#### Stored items
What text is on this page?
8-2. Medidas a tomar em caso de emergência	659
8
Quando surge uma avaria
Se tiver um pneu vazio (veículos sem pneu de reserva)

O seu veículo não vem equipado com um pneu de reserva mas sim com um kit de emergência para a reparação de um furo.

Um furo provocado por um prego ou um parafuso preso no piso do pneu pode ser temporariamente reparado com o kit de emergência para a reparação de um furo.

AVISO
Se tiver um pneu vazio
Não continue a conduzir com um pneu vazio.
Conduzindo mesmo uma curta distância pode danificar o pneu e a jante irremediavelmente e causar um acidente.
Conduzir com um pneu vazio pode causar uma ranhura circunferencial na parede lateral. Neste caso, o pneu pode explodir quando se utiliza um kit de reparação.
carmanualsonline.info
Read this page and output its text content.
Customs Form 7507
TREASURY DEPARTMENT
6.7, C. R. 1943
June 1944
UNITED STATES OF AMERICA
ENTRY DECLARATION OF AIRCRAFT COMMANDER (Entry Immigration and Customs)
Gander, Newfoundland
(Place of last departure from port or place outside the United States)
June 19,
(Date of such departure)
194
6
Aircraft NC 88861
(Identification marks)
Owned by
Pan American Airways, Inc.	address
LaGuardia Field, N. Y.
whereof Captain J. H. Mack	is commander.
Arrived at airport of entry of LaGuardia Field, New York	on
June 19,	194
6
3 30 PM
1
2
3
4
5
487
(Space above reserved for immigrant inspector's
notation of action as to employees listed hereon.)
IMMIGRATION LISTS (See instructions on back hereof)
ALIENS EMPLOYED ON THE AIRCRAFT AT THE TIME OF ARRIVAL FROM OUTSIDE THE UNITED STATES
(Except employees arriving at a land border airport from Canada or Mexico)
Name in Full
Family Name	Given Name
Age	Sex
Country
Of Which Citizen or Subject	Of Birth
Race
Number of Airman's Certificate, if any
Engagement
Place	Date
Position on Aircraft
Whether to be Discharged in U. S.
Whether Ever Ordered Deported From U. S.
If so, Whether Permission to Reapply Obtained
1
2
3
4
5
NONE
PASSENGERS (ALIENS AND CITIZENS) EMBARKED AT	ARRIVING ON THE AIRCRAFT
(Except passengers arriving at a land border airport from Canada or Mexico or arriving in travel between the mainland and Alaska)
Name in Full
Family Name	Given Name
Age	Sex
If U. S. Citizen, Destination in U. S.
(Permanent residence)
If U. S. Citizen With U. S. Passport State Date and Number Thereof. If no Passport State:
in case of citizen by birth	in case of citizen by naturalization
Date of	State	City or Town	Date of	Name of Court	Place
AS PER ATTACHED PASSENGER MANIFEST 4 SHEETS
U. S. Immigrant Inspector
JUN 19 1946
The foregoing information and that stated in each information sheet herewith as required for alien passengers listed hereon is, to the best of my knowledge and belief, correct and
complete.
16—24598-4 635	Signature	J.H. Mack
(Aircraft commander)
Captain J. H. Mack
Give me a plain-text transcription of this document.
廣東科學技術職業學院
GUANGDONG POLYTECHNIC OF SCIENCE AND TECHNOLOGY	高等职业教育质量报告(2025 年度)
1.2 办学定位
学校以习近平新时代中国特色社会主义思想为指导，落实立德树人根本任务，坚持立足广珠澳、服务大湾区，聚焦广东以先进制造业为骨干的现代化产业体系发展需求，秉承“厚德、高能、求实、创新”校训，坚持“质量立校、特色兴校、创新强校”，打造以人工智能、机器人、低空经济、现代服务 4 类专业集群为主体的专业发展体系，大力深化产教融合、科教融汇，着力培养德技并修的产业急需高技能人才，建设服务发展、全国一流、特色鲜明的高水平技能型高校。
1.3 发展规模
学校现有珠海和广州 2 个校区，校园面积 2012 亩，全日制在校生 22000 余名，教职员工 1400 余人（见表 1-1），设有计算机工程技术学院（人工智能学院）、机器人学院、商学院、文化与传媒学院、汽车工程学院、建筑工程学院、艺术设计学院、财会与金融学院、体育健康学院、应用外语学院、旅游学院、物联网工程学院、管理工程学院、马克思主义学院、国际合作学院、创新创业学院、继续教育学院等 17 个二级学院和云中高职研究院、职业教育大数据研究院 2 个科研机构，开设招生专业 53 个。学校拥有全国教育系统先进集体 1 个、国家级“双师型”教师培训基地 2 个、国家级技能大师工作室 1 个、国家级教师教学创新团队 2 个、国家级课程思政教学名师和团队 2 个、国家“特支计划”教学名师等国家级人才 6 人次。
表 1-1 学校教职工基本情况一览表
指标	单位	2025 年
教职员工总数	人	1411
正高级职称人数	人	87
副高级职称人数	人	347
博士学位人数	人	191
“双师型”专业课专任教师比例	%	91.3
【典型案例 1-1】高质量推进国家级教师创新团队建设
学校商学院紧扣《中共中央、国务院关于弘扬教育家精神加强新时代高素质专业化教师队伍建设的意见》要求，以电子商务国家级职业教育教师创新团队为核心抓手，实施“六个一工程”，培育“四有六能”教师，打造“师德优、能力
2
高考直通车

#### WHAT NEEDS TO BE DONE
Pull every line containing "departure" out of the data above.

#### EXERCISE RESPONSE
(Place of last departure from port or place outside the United States)
(Date of such departure)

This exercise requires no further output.